-- start Data to process --

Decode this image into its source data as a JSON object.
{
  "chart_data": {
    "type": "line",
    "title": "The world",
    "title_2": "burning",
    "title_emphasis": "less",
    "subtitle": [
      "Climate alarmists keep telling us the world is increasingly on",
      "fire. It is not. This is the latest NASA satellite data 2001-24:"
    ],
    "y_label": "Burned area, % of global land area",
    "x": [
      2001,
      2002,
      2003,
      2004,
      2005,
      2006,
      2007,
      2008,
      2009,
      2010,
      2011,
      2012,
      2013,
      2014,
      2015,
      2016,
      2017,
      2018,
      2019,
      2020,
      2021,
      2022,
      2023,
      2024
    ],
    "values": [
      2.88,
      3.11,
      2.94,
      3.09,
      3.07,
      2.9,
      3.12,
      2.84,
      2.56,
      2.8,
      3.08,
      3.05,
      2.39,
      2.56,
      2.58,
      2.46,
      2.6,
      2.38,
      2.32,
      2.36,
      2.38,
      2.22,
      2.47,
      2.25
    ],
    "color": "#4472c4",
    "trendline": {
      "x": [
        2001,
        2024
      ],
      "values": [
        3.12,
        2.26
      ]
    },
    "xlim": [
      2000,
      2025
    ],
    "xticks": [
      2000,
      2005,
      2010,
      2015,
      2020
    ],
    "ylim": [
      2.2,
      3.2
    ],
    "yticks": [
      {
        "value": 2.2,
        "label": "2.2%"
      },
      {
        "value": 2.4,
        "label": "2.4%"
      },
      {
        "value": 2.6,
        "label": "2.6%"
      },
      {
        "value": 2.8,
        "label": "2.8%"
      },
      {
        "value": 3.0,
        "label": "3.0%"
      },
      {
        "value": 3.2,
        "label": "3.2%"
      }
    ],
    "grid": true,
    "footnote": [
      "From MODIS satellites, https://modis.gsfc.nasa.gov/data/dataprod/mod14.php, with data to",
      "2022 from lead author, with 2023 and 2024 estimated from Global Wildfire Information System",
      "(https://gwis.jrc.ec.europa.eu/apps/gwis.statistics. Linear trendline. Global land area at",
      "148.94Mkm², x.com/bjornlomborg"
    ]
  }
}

-- end Data to process --

Repeat the material above exactly.

Decode this image into its source data as a JSON object.
{
  "chart_data": {
    "type": "line",
    "title": "The world",
    "title_2": "burning",
    "title_emphasis": "less",
    "subtitle": [
      "Climate alarmists keep telling us the world is increasingly on",
      "fire. It is not. This is the latest NASA satellite data 2001-24:"
    ],
    "y_label": "Burned area, % of global land area",
    "x": [
      2001,
      2002,
      2003,
      2004,
      2005,
      2006,
      2007,
      2008,
      2009,
      2010,
      2011,
      2012,
      2013,
      2014,
      2015,
      2016,
      2017,
      2018,
      2019,
      2020,
      2021,
      2022,
      2023,
      2024
    ],
    "values": [
      2.88,
      3.11,
      2.94,
      3.09,
      3.07,
      2.9,
      3.12,
      2.84,
      2.56,
      2.8,
      3.08,
      3.05,
      2.39,
      2.56,
      2.58,
      2.46,
      2.6,
      2.38,
      2.32,
      2.36,
      2.38,
      2.22,
      2.47,
      2.25
    ],
    "color": "#4472c4",
    "trendline": {
      "x": [
        2001,
        2024
      ],
      "values": [
        3.12,
        2.26
      ]
    },
    "xlim": [
      2000,
      2025
    ],
    "xticks": [
      2000,
      2005,
      2010,
      2015,
      2020
    ],
    "ylim": [
      2.2,
      3.2
    ],
    "yticks": [
      {
        "value": 2.2,
        "label": "2.2%"
      },
      {
        "value": 2.4,
        "label": "2.4%"
      },
      {
        "value": 2.6,
        "label": "2.6%"
      },
      {
        "value": 2.8,
        "label": "2.8%"
      },
      {
        "value": 3.0,
        "label": "3.0%"
      },
      {
        "value": 3.2,
        "label": "3.2%"
      }
    ],
    "grid": true,
    "footnote": [
      "From MODIS satellites, https://modis.gsfc.nasa.gov/data/dataprod/mod14.php, with data to",
      "2022 from lead author, with 2023 and 2024 estimated from Global Wildfire Information System",
      "(https://gwis.jrc.ec.europa.eu/apps/gwis.statistics. Linear trendline. Global land area at",
      "148.94Mkm², x.com/bjornlomborg"
    ]
  }
}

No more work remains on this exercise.